= THE TASK =
Look through the listing and locate every line containing the word "type"; copy those lines.

= RECORDS FOR THIS TASK =
☆ ☆ ☆ ☆ ☆ ☆ ☆
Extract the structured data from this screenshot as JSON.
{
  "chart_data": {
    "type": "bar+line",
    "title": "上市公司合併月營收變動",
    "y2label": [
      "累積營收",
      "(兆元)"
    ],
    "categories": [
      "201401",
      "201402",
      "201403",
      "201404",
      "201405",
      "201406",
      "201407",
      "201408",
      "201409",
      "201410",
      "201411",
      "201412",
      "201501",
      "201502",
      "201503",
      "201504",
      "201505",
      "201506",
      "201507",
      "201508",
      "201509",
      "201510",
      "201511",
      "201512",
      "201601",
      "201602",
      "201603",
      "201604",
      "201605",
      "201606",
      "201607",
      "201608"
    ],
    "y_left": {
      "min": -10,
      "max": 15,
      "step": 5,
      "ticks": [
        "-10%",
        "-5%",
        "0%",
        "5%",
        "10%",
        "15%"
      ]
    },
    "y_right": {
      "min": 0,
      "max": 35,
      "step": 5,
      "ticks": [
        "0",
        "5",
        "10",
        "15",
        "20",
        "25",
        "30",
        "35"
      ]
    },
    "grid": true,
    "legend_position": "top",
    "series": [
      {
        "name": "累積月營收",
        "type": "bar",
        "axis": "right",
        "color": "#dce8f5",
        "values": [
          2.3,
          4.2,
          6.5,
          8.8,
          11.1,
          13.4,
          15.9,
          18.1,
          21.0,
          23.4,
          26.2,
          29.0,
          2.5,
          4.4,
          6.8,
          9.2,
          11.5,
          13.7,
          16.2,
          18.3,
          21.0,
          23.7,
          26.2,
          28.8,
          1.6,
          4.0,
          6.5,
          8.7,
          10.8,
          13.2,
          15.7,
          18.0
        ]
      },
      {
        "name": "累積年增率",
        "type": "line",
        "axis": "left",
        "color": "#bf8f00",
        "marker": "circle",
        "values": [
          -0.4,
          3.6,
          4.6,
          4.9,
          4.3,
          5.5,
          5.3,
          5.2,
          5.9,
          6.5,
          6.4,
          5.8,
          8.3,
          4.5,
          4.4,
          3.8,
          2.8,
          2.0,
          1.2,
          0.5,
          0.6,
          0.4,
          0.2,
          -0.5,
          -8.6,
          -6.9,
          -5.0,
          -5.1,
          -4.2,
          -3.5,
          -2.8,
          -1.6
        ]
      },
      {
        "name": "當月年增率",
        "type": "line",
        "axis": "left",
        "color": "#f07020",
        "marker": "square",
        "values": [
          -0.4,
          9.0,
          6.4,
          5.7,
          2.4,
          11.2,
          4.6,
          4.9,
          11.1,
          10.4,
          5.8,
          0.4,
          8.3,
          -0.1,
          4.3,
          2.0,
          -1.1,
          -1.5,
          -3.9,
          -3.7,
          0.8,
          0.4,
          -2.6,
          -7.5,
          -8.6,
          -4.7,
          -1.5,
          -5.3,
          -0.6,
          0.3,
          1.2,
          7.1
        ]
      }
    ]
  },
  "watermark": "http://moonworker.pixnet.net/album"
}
☆ ☆ ☆ ☆ ☆ ☆ ☆
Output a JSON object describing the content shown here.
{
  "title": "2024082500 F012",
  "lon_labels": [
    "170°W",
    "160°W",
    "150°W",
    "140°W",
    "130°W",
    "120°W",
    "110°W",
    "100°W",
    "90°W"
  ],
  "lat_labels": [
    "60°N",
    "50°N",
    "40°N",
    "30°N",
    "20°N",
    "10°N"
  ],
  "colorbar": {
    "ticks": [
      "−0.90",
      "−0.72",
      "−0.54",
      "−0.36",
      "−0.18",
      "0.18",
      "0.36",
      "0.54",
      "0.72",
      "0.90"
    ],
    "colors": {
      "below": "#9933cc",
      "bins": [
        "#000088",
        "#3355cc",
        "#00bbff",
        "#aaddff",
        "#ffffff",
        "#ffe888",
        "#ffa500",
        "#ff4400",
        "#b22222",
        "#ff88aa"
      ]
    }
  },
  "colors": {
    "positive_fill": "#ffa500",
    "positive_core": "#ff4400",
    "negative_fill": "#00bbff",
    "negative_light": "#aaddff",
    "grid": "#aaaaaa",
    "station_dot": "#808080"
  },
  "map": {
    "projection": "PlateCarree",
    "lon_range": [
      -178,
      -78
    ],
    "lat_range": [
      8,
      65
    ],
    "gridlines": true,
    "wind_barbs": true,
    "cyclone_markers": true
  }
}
☆ ☆ ☆ ☆ ☆ ☆ ☆
= RESULT OF THIS TASK =
    "type": "bar+line",
        "type": "bar",
        "type": "line",
        "type": "line",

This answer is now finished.